EXERCISE MATERIALS –
[BEGIN]

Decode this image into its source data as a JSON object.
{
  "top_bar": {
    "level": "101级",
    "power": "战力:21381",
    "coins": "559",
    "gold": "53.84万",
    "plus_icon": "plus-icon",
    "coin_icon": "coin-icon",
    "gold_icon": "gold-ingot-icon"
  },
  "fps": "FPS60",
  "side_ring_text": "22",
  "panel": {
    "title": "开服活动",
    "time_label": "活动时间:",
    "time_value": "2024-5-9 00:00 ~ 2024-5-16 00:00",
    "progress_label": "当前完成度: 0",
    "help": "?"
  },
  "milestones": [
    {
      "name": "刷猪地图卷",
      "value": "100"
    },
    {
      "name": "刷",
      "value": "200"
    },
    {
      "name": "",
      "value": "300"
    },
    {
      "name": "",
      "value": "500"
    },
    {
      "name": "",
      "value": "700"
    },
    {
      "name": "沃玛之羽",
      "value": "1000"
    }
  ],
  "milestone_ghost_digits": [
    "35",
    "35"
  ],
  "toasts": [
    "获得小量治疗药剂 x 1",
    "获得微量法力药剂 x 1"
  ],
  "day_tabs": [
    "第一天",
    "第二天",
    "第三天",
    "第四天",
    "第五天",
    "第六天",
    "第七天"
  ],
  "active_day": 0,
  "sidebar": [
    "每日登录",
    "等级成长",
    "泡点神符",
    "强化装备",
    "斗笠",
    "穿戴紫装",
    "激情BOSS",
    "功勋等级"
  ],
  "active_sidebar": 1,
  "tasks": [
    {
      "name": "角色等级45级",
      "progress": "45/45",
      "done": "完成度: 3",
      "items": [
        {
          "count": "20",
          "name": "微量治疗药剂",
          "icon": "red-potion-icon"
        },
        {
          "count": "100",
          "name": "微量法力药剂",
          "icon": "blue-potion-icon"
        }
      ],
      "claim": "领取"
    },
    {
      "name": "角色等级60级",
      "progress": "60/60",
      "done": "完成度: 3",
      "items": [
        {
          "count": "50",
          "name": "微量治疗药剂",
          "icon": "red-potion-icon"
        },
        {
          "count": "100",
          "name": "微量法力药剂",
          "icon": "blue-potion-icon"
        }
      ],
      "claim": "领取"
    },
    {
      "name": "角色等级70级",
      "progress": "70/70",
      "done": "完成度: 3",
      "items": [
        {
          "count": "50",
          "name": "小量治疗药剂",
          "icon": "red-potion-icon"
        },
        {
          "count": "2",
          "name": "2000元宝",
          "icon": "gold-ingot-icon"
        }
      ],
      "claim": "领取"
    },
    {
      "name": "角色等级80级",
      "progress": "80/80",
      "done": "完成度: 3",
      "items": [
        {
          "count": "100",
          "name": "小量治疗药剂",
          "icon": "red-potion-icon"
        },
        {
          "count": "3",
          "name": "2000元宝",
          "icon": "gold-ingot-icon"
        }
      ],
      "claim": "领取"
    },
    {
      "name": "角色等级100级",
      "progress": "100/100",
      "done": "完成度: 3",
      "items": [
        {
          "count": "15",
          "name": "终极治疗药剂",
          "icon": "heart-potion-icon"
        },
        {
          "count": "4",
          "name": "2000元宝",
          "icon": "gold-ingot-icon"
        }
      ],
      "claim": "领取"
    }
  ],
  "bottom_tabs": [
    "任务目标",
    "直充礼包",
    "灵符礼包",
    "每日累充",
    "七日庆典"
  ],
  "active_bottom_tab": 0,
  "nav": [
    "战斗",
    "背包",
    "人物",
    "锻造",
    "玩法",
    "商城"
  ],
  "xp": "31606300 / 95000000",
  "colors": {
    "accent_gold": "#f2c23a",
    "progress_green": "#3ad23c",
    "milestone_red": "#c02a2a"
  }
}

[END]

EXERCISE DIRECTIONS – Your task is to output the full set of records exactly as presented.

ANSWER TO THE TASK –
Decode this image into its source data as a JSON object.
{
  "top_bar": {
    "level": "101级",
    "power": "战力:21381",
    "coins": "559",
    "gold": "53.84万",
    "plus_icon": "plus-icon",
    "coin_icon": "coin-icon",
    "gold_icon": "gold-ingot-icon"
  },
  "fps": "FPS60",
  "side_ring_text": "22",
  "panel": {
    "title": "开服活动",
    "time_label": "活动时间:",
    "time_value": "2024-5-9 00:00 ~ 2024-5-16 00:00",
    "progress_label": "当前完成度: 0",
    "help": "?"
  },
  "milestones": [
    {
      "name": "刷猪地图卷",
      "value": "100"
    },
    {
      "name": "刷",
      "value": "200"
    },
    {
      "name": "",
      "value": "300"
    },
    {
      "name": "",
      "value": "500"
    },
    {
      "name": "",
      "value": "700"
    },
    {
      "name": "沃玛之羽",
      "value": "1000"
    }
  ],
  "milestone_ghost_digits": [
    "35",
    "35"
  ],
  "toasts": [
    "获得小量治疗药剂 x 1",
    "获得微量法力药剂 x 1"
  ],
  "day_tabs": [
    "第一天",
    "第二天",
    "第三天",
    "第四天",
    "第五天",
    "第六天",
    "第七天"
  ],
  "active_day": 0,
  "sidebar": [
    "每日登录",
    "等级成长",
    "泡点神符",
    "强化装备",
    "斗笠",
    "穿戴紫装",
    "激情BOSS",
    "功勋等级"
  ],
  "active_sidebar": 1,
  "tasks": [
    {
      "name": "角色等级45级",
      "progress": "45/45",
      "done": "完成度: 3",
      "items": [
        {
          "count": "20",
          "name": "微量治疗药剂",
          "icon": "red-potion-icon"
        },
        {
          "count": "100",
          "name": "微量法力药剂",
          "icon": "blue-potion-icon"
        }
      ],
      "claim": "领取"
    },
    {
      "name": "角色等级60级",
      "progress": "60/60",
      "done": "完成度: 3",
      "items": [
        {
          "count": "50",
          "name": "微量治疗药剂",
          "icon": "red-potion-icon"
        },
        {
          "count": "100",
          "name": "微量法力药剂",
          "icon": "blue-potion-icon"
        }
      ],
      "claim": "领取"
    },
    {
      "name": "角色等级70级",
      "progress": "70/70",
      "done": "完成度: 3",
      "items": [
        {
          "count": "50",
          "name": "小量治疗药剂",
          "icon": "red-potion-icon"
        },
        {
          "count": "2",
          "name": "2000元宝",
          "icon": "gold-ingot-icon"
        }
      ],
      "claim": "领取"
    },
    {
      "name": "角色等级80级",
      "progress": "80/80",
      "done": "完成度: 3",
      "items": [
        {
          "count": "100",
          "name": "小量治疗药剂",
          "icon": "red-potion-icon"
        },
        {
          "count": "3",
          "name": "2000元宝",
          "icon": "gold-ingot-icon"
        }
      ],
      "claim": "领取"
    },
    {
      "name": "角色等级100级",
      "progress": "100/100",
      "done": "完成度: 3",
      "items": [
        {
          "count": "15",
          "name": "终极治疗药剂",
          "icon": "heart-potion-icon"
        },
        {
          "count": "4",
          "name": "2000元宝",
          "icon": "gold-ingot-icon"
        }
      ],
      "claim": "领取"
    }
  ],
  "bottom_tabs": [
    "任务目标",
    "直充礼包",
    "灵符礼包",
    "每日累充",
    "七日庆典"
  ],
  "active_bottom_tab": 0,
  "nav": [
    "战斗",
    "背包",
    "人物",
    "锻造",
    "玩法",
    "商城"
  ],
  "xp": "31606300 / 95000000",
  "colors": {
    "accent_gold": "#f2c23a",
    "progress_green": "#3ad23c",
    "milestone_red": "#c02a2a"
  }
}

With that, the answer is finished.